## EXERCISE DESCRIPTION
Search the data for the word "this". Reproduce every line where it is found.

## WORKING DATA

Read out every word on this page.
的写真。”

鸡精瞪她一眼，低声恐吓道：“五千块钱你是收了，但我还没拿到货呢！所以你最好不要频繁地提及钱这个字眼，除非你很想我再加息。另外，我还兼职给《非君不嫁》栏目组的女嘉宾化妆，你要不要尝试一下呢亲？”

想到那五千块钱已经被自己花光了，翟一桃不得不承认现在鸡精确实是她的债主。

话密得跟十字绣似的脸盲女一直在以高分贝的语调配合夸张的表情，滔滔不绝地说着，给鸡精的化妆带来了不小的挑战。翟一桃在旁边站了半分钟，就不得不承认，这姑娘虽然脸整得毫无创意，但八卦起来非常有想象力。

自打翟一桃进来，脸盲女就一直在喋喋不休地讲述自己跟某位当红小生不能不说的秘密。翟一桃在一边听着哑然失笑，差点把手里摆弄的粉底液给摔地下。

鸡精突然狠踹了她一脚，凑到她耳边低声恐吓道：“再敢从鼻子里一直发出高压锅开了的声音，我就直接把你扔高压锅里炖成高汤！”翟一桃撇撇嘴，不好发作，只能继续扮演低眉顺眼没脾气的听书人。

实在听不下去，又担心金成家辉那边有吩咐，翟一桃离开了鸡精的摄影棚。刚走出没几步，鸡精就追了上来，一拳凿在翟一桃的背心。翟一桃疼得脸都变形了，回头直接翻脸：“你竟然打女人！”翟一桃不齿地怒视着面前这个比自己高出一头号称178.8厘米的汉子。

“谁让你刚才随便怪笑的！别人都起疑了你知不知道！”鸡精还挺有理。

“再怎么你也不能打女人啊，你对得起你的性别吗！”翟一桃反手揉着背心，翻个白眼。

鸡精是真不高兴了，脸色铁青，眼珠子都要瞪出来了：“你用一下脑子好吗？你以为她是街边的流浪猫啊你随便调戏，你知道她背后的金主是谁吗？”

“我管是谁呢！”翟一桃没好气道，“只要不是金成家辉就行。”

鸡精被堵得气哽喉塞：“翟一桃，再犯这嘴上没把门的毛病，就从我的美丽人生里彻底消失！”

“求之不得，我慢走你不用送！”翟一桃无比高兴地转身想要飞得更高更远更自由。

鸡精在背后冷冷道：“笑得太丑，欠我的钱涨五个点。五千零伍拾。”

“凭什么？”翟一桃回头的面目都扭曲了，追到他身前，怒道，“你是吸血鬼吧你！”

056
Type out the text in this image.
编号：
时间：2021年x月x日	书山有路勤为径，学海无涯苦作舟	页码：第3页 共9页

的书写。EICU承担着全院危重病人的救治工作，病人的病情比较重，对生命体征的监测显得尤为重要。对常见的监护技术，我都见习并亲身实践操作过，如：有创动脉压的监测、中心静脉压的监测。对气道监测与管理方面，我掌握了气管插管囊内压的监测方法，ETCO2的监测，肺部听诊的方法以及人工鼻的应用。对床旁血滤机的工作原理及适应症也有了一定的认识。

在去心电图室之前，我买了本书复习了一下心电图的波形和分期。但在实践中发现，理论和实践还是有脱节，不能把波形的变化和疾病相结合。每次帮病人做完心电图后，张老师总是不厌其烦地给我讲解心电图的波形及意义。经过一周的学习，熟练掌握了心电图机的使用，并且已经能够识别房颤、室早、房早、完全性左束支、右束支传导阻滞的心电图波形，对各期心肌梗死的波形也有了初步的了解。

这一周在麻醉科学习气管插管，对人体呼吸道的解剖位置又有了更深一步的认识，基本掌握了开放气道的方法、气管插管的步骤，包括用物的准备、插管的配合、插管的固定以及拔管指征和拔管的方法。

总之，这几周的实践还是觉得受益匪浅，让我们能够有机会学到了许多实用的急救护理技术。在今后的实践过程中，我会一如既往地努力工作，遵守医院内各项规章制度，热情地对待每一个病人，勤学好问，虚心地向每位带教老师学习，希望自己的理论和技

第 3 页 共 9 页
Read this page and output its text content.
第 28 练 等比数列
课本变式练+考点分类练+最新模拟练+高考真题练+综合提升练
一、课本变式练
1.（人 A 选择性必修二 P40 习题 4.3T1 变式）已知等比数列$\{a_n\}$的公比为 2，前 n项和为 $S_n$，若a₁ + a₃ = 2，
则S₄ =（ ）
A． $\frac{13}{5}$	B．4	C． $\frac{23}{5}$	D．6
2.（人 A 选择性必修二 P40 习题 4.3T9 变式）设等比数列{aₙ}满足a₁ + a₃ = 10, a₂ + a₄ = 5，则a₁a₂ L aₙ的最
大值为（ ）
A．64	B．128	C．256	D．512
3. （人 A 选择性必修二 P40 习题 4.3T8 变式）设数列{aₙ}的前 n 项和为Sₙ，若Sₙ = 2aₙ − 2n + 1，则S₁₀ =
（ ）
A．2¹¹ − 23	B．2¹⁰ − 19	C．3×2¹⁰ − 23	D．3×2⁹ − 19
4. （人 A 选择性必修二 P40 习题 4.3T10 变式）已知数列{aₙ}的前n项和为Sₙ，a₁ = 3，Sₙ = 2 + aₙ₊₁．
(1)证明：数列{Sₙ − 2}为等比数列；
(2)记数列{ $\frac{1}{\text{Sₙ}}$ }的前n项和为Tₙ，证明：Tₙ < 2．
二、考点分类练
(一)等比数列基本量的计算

## ANSWER
Read out every word on this page.
Type out the text in this image.
Read this page and output its text content.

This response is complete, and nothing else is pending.